● Aim: Output the data exactly, with every line intact.

(Extracted data entries)
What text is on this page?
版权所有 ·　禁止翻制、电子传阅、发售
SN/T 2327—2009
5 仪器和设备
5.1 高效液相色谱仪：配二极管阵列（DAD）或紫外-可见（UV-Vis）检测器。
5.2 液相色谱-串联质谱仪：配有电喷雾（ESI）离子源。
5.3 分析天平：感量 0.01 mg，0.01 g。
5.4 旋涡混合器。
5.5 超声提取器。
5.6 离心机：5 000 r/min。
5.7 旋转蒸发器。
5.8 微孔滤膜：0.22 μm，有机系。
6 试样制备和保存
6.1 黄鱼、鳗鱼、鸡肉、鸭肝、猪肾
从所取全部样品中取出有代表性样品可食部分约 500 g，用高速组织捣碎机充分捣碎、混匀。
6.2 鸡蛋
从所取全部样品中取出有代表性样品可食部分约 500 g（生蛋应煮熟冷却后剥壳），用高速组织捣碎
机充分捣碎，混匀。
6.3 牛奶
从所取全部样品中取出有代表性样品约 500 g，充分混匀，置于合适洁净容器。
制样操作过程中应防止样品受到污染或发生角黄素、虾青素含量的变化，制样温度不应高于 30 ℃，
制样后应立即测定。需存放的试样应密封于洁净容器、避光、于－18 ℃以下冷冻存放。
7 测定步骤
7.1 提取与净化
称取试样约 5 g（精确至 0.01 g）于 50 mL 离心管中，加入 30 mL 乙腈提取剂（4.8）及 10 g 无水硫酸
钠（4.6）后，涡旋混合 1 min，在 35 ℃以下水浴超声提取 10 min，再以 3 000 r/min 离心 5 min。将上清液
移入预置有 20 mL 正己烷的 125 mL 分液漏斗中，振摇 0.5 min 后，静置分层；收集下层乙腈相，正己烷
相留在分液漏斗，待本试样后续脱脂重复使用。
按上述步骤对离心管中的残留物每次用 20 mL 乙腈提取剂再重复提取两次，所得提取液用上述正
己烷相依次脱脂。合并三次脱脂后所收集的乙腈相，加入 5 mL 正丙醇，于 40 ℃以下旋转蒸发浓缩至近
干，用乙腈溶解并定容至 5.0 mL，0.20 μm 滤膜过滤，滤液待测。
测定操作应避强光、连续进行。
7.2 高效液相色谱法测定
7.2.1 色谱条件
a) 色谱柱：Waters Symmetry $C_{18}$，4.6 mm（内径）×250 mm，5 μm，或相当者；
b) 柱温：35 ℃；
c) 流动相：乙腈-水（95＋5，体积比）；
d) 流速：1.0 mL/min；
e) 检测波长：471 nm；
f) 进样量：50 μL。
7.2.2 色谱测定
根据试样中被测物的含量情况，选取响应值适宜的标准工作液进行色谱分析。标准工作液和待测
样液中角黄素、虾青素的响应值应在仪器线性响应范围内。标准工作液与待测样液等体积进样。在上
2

● Correct response:
What text is on this page?
版权所有 ·　禁止翻制、电子传阅、发售
SN/T 2327—2009
5 仪器和设备
5.1 高效液相色谱仪：配二极管阵列（DAD）或紫外-可见（UV-Vis）检测器。
5.2 液相色谱-串联质谱仪：配有电喷雾（ESI）离子源。
5.3 分析天平：感量 0.01 mg，0.01 g。
5.4 旋涡混合器。
5.5 超声提取器。
5.6 离心机：5 000 r/min。
5.7 旋转蒸发器。
5.8 微孔滤膜：0.22 μm，有机系。
6 试样制备和保存
6.1 黄鱼、鳗鱼、鸡肉、鸭肝、猪肾
从所取全部样品中取出有代表性样品可食部分约 500 g，用高速组织捣碎机充分捣碎、混匀。
6.2 鸡蛋
从所取全部样品中取出有代表性样品可食部分约 500 g（生蛋应煮熟冷却后剥壳），用高速组织捣碎
机充分捣碎，混匀。
6.3 牛奶
从所取全部样品中取出有代表性样品约 500 g，充分混匀，置于合适洁净容器。
制样操作过程中应防止样品受到污染或发生角黄素、虾青素含量的变化，制样温度不应高于 30 ℃，
制样后应立即测定。需存放的试样应密封于洁净容器、避光、于－18 ℃以下冷冻存放。
7 测定步骤
7.1 提取与净化
称取试样约 5 g（精确至 0.01 g）于 50 mL 离心管中，加入 30 mL 乙腈提取剂（4.8）及 10 g 无水硫酸
钠（4.6）后，涡旋混合 1 min，在 35 ℃以下水浴超声提取 10 min，再以 3 000 r/min 离心 5 min。将上清液
移入预置有 20 mL 正己烷的 125 mL 分液漏斗中，振摇 0.5 min 后，静置分层；收集下层乙腈相，正己烷
相留在分液漏斗，待本试样后续脱脂重复使用。
按上述步骤对离心管中的残留物每次用 20 mL 乙腈提取剂再重复提取两次，所得提取液用上述正
己烷相依次脱脂。合并三次脱脂后所收集的乙腈相，加入 5 mL 正丙醇，于 40 ℃以下旋转蒸发浓缩至近
干，用乙腈溶解并定容至 5.0 mL，0.20 μm 滤膜过滤，滤液待测。
测定操作应避强光、连续进行。
7.2 高效液相色谱法测定
7.2.1 色谱条件
a) 色谱柱：Waters Symmetry $C_{18}$，4.6 mm（内径）×250 mm，5 μm，或相当者；
b) 柱温：35 ℃；
c) 流动相：乙腈-水（95＋5，体积比）；
d) 流速：1.0 mL/min；
e) 检测波长：471 nm；
f) 进样量：50 μL。
7.2.2 色谱测定
根据试样中被测物的含量情况，选取响应值适宜的标准工作液进行色谱分析。标准工作液和待测
样液中角黄素、虾青素的响应值应在仪器线性响应范围内。标准工作液与待测样液等体积进样。在上
2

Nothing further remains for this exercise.